● **The task**:
Gather all lines in the entries below that include the word "tipo".

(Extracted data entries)
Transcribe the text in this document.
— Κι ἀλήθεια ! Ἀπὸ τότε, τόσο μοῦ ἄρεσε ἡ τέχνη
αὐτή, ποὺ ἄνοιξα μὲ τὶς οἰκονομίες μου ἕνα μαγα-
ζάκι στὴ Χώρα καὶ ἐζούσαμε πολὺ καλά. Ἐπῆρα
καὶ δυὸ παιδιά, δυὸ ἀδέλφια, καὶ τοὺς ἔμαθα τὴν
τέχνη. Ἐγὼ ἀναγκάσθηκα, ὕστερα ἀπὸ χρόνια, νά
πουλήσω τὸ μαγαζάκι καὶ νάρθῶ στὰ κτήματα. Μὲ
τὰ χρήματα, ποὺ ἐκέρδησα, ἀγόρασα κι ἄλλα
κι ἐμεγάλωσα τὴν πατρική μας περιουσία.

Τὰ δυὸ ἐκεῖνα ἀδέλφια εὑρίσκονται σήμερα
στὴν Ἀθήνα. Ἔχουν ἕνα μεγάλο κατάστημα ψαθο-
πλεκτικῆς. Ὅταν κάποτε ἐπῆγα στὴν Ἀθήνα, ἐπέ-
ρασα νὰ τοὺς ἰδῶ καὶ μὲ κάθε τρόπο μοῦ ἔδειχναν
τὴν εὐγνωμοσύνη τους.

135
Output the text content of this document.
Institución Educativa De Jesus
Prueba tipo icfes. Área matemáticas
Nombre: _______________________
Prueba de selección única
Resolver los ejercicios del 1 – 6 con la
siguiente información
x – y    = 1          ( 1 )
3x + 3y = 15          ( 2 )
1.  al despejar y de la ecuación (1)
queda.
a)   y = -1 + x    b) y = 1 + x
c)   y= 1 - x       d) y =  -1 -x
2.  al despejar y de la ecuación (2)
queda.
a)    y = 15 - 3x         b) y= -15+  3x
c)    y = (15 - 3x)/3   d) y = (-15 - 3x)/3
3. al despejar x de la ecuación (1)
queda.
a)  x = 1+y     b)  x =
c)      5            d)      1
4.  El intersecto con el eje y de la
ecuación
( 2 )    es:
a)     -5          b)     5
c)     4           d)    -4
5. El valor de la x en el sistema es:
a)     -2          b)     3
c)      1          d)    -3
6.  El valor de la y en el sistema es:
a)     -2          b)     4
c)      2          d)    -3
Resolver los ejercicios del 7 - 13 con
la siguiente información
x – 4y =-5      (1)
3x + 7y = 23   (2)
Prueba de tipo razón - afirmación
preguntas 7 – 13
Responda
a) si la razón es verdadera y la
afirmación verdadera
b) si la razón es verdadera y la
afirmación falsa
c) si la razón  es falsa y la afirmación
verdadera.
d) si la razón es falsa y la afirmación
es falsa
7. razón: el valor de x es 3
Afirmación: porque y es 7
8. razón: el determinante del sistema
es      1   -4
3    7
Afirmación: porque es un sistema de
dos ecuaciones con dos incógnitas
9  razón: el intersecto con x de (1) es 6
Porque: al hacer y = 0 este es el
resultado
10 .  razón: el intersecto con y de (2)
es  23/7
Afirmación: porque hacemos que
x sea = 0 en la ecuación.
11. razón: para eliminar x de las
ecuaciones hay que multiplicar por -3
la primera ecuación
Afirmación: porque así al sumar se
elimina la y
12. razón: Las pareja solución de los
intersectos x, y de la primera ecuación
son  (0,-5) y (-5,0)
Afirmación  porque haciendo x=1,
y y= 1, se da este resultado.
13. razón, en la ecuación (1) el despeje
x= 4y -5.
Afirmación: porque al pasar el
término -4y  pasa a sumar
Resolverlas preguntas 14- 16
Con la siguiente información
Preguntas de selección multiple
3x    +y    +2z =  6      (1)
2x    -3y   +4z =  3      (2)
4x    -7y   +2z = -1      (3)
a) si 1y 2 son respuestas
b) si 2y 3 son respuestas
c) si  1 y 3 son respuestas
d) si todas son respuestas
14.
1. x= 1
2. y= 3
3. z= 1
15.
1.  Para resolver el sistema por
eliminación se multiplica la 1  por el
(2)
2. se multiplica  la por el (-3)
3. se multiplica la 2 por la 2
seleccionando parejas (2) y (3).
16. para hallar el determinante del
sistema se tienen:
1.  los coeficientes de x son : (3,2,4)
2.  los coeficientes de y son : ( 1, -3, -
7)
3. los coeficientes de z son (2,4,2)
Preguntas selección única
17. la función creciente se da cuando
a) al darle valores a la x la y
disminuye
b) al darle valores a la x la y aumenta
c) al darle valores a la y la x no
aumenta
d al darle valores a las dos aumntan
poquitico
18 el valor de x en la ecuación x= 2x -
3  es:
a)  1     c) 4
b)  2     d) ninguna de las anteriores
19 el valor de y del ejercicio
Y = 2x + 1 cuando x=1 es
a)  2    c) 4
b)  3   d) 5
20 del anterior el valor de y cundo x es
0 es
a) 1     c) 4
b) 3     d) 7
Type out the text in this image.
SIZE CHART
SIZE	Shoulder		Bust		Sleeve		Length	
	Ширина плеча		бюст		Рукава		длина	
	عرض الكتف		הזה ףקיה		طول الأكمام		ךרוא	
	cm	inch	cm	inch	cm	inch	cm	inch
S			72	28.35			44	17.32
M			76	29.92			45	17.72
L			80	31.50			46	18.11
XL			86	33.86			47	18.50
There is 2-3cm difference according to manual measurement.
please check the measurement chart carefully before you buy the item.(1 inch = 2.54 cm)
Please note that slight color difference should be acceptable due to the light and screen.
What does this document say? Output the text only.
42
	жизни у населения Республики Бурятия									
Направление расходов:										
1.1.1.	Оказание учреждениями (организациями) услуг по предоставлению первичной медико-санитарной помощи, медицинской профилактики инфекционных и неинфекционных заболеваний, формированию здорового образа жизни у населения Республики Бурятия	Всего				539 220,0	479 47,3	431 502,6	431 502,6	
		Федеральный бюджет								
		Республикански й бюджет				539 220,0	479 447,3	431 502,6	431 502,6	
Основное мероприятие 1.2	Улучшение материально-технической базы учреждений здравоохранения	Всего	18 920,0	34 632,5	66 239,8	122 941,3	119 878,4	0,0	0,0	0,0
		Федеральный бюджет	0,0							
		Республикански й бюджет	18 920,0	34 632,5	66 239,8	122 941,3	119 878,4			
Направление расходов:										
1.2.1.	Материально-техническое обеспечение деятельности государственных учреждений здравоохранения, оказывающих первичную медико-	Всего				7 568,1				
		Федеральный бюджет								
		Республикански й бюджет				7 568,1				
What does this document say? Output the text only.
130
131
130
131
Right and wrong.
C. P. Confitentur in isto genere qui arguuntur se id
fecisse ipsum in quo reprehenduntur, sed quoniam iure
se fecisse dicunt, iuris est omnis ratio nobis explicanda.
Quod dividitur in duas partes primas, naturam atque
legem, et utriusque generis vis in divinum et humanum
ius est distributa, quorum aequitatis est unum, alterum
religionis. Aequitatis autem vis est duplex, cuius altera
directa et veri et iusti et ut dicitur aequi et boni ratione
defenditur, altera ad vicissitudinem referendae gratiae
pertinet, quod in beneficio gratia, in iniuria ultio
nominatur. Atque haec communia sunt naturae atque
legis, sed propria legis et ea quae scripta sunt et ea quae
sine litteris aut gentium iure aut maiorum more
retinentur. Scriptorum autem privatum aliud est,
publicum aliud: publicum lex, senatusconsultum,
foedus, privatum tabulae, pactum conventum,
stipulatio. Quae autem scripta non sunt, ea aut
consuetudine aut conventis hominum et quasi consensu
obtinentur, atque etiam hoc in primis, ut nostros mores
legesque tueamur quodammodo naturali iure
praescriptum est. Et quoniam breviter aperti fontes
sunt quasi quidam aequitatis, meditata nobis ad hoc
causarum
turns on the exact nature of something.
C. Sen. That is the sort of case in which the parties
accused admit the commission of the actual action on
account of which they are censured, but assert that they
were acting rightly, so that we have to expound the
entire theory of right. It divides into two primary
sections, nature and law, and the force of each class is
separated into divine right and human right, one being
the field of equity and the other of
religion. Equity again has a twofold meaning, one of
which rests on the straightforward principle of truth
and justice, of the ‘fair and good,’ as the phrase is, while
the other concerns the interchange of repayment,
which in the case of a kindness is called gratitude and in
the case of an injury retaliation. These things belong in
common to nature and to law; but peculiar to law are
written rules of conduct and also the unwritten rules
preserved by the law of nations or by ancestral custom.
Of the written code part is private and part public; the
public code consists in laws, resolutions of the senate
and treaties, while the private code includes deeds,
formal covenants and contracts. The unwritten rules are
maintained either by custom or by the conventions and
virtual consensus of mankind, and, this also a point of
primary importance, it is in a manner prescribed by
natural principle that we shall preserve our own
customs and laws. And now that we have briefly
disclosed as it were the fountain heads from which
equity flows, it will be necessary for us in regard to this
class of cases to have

● **Reply**:
Prueba tipo icfes. Área matemáticas
Prueba de tipo razón - afirmación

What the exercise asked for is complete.